Collection entries
━━━━━━
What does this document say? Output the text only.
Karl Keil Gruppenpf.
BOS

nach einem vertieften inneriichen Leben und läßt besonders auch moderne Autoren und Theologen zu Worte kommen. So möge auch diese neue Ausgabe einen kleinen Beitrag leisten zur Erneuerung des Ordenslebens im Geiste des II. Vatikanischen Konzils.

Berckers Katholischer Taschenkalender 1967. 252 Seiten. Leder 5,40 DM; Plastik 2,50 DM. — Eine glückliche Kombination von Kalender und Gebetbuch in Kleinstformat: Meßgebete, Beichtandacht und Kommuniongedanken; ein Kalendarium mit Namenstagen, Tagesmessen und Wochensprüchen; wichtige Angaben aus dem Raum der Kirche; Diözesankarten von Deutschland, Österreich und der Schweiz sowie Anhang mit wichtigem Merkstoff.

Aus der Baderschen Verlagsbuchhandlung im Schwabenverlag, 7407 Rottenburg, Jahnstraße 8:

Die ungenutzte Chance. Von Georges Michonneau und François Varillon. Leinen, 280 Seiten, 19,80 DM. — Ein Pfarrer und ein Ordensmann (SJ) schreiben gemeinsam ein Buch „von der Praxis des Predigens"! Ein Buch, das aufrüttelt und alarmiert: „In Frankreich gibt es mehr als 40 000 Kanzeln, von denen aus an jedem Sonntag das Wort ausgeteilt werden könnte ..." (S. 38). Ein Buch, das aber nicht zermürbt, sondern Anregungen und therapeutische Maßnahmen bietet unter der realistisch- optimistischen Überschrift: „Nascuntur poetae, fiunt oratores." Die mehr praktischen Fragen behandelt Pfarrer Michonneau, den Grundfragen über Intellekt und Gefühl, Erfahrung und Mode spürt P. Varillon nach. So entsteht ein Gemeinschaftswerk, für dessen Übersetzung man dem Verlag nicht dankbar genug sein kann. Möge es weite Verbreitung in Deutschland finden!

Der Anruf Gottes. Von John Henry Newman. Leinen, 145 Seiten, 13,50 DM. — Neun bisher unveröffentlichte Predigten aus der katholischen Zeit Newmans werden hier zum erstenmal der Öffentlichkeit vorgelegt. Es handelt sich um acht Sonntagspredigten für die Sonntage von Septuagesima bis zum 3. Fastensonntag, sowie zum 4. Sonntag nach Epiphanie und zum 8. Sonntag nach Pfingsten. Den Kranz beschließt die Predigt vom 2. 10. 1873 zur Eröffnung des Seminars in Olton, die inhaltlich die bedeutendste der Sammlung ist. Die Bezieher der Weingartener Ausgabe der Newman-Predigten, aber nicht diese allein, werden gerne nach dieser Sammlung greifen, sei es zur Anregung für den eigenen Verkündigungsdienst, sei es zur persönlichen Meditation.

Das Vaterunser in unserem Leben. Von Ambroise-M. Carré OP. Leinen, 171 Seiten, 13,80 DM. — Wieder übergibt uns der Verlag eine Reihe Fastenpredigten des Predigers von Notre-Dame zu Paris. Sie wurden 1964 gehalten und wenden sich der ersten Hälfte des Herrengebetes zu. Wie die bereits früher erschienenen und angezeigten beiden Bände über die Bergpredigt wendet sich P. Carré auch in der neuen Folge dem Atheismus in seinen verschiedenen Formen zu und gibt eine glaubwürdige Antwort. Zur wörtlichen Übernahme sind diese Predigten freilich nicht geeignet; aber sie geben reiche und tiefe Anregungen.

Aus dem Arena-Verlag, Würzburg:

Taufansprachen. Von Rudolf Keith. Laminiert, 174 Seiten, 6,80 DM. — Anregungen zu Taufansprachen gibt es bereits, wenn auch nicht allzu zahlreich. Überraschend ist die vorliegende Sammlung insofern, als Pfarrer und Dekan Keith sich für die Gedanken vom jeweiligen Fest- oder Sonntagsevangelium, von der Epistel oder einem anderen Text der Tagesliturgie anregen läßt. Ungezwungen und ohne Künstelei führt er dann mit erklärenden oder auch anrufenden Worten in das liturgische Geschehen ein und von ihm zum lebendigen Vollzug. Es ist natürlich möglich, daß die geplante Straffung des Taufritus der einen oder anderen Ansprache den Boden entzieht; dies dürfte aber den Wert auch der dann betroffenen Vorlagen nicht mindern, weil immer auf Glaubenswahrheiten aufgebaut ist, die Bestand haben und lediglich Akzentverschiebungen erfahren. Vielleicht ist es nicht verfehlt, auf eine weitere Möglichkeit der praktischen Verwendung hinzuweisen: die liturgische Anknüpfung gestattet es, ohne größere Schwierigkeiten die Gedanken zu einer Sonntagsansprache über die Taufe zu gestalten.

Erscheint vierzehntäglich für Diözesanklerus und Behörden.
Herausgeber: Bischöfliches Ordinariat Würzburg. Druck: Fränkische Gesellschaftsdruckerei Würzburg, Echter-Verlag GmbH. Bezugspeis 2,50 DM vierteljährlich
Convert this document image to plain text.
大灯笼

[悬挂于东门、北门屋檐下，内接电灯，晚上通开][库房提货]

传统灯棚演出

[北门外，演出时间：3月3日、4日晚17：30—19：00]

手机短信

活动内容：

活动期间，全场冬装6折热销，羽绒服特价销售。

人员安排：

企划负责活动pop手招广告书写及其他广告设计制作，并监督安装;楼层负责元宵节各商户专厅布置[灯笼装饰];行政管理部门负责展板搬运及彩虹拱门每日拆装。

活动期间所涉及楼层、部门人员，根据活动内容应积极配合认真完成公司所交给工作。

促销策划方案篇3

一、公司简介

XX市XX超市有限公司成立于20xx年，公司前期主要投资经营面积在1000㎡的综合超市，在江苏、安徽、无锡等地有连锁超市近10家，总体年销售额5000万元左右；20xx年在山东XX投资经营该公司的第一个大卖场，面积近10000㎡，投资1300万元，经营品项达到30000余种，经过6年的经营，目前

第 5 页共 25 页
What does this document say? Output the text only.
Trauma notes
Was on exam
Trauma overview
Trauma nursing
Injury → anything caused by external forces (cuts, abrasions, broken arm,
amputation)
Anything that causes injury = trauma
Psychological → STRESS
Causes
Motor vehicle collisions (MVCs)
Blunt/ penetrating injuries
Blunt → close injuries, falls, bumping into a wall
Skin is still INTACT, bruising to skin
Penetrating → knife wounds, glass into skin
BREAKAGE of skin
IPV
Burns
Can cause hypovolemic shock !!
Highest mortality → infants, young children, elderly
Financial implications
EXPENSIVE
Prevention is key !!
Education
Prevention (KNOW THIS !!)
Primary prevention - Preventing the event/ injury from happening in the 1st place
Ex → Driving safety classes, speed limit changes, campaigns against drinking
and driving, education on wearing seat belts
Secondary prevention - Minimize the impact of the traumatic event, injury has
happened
━━━━━━
◆ WHAT TO DO
Only lines with the string "Predigten" belong in your answer; copy each one.

◆ EXPECTED ANSWER
Der Anruf Gottes. Von John Henry Newman. Leinen, 145 Seiten, 13,50 DM. — Neun bisher unveröffentlichte Predigten aus der katholischen Zeit Newmans werden hier zum erstenmal der Öffentlichkeit vorgelegt. Es handelt sich um acht Sonntagspredigten für die Sonntage von Septuagesima bis zum 3. Fastensonntag, sowie zum 4. Sonntag nach Epiphanie und zum 8. Sonntag nach Pfingsten. Den Kranz beschließt die Predigt vom 2. 10. 1873 zur Eröffnung des Seminars in Olton, die inhaltlich die bedeutendste der Sammlung ist. Die Bezieher der Weingartener Ausgabe der Newman-Predigten, aber nicht diese allein, werden gerne nach dieser Sammlung greifen, sei es zur Anregung für den eigenen Verkündigungsdienst, sei es zur persönlichen Meditation.
Das Vaterunser in unserem Leben. Von Ambroise-M. Carré OP. Leinen, 171 Seiten, 13,80 DM. — Wieder übergibt uns der Verlag eine Reihe Fastenpredigten des Predigers von Notre-Dame zu Paris. Sie wurden 1964 gehalten und wenden sich der ersten Hälfte des Herrengebetes zu. Wie die bereits früher erschienenen und angezeigten beiden Bände über die Bergpredigt wendet sich P. Carré auch in der neuen Folge dem Atheismus in seinen verschiedenen Formen zu und gibt eine glaubwürdige Antwort. Zur wörtlichen Übernahme sind diese Predigten freilich nicht geeignet; aber sie geben reiche und tiefe Anregungen.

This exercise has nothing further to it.